■ Written problem: Give, as a bare number, the count of lines that contain the word "were".
::: Supplied material :::
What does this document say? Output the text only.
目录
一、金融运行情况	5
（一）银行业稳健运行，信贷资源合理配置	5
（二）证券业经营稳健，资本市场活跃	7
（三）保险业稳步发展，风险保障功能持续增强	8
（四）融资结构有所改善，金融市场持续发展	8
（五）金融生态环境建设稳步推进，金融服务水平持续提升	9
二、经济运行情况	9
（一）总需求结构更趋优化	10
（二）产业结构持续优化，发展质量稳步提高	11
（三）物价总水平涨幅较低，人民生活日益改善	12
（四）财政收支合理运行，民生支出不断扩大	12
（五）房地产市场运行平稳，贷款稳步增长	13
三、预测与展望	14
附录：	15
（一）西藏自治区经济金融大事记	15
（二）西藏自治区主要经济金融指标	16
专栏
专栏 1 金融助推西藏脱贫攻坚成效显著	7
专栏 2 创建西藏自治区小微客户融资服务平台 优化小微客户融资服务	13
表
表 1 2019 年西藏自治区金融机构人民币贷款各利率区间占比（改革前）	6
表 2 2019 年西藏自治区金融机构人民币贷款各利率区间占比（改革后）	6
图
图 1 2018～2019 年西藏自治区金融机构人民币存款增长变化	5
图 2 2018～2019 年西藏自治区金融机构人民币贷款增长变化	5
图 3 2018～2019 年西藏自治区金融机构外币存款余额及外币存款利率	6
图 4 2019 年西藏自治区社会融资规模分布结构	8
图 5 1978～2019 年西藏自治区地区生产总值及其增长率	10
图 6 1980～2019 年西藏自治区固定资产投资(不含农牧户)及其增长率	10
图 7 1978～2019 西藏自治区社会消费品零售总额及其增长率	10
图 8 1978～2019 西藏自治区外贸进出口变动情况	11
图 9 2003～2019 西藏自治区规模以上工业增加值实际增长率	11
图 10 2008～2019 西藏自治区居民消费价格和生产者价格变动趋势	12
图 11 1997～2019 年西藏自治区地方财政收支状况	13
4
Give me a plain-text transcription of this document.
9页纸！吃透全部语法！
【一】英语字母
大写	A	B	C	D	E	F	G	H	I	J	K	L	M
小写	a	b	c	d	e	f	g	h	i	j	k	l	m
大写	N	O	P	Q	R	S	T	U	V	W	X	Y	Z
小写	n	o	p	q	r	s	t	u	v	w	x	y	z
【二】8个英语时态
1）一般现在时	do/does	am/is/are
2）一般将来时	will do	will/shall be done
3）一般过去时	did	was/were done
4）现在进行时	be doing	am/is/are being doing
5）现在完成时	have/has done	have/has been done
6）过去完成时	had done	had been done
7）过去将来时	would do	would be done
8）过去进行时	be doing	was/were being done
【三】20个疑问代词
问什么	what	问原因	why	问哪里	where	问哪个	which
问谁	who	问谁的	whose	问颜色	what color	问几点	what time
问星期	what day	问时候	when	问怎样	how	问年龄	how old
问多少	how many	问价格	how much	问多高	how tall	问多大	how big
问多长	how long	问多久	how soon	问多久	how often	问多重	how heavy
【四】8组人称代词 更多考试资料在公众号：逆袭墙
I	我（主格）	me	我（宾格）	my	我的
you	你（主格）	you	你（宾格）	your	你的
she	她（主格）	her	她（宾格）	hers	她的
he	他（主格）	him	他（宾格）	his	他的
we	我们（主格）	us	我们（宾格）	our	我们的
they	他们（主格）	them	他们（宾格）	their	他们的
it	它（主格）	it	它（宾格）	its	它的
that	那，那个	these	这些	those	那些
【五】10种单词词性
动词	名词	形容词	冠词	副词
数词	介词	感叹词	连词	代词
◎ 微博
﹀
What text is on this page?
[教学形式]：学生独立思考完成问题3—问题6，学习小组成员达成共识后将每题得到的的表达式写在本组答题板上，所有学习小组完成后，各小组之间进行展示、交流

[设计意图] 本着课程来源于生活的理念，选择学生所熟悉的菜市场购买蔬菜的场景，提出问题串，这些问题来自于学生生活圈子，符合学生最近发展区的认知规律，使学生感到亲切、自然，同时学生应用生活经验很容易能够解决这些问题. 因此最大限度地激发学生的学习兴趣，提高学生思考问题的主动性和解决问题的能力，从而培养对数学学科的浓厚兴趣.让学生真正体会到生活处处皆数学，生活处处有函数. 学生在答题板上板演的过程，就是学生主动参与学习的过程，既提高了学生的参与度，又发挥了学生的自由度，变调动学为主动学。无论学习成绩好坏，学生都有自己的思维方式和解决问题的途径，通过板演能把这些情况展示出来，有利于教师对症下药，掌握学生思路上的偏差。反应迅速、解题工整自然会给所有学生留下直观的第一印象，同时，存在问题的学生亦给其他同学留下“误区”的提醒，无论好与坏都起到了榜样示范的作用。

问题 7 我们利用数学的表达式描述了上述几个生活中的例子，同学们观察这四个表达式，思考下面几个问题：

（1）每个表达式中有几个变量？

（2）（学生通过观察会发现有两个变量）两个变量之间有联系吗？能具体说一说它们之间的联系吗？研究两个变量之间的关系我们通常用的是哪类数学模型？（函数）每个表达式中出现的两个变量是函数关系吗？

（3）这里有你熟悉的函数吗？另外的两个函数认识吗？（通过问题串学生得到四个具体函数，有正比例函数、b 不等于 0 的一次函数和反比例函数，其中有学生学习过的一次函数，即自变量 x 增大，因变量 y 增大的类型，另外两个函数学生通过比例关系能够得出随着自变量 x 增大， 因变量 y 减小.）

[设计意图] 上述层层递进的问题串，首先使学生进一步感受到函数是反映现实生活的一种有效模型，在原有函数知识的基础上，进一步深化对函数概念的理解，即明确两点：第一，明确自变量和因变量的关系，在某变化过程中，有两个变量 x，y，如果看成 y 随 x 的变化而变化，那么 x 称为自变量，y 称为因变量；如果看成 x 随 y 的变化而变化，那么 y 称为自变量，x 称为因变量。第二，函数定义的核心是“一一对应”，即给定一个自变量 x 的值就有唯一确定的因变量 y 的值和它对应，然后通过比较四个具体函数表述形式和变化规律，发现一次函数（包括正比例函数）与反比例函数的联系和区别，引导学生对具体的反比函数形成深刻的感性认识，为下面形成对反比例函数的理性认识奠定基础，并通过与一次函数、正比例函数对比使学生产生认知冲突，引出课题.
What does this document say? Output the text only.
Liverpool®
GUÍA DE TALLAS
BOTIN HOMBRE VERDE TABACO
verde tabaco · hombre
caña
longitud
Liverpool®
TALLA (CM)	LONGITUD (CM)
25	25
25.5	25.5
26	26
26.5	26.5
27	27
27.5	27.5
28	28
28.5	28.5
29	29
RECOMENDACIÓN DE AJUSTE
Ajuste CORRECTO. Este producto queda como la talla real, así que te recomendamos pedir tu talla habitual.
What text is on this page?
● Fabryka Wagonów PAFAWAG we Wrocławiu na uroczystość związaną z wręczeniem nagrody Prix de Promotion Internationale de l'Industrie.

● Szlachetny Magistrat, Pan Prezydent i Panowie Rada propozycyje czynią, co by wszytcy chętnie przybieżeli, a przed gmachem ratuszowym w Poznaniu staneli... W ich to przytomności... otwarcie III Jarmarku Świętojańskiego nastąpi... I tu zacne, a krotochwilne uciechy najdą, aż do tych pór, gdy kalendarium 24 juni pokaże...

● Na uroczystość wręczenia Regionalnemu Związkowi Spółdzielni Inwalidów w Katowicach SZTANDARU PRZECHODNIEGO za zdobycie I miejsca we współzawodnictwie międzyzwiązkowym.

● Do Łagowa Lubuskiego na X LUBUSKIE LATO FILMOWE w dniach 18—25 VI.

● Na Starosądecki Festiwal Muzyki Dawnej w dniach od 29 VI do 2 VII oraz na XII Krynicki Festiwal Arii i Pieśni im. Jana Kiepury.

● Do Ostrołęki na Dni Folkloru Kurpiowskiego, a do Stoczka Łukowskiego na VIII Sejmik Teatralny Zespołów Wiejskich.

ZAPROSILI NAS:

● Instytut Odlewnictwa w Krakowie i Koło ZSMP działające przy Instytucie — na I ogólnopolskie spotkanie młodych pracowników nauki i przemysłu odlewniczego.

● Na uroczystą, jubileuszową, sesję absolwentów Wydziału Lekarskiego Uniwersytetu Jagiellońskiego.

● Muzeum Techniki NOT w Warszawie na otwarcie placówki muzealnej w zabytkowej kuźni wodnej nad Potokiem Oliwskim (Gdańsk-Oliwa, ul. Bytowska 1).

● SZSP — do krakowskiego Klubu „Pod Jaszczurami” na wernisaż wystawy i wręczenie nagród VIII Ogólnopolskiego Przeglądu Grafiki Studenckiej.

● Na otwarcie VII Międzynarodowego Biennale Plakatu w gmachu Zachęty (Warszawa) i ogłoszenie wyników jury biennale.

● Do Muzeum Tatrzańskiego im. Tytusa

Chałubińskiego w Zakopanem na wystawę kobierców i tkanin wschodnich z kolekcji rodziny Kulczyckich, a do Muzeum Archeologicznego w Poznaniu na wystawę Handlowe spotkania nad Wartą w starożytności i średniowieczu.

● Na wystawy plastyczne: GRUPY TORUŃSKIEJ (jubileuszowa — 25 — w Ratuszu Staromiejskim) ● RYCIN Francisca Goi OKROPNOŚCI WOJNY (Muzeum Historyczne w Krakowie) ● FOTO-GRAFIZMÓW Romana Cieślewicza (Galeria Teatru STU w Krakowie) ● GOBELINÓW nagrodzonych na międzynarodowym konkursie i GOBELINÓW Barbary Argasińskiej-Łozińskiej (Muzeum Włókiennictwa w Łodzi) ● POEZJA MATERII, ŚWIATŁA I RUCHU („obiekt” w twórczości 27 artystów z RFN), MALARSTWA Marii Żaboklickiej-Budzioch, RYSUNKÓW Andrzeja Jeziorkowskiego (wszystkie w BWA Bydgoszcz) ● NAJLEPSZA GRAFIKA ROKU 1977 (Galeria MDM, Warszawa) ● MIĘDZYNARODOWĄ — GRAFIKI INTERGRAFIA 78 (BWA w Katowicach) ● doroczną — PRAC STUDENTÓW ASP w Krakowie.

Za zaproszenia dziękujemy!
:::
■ Expected answer: 2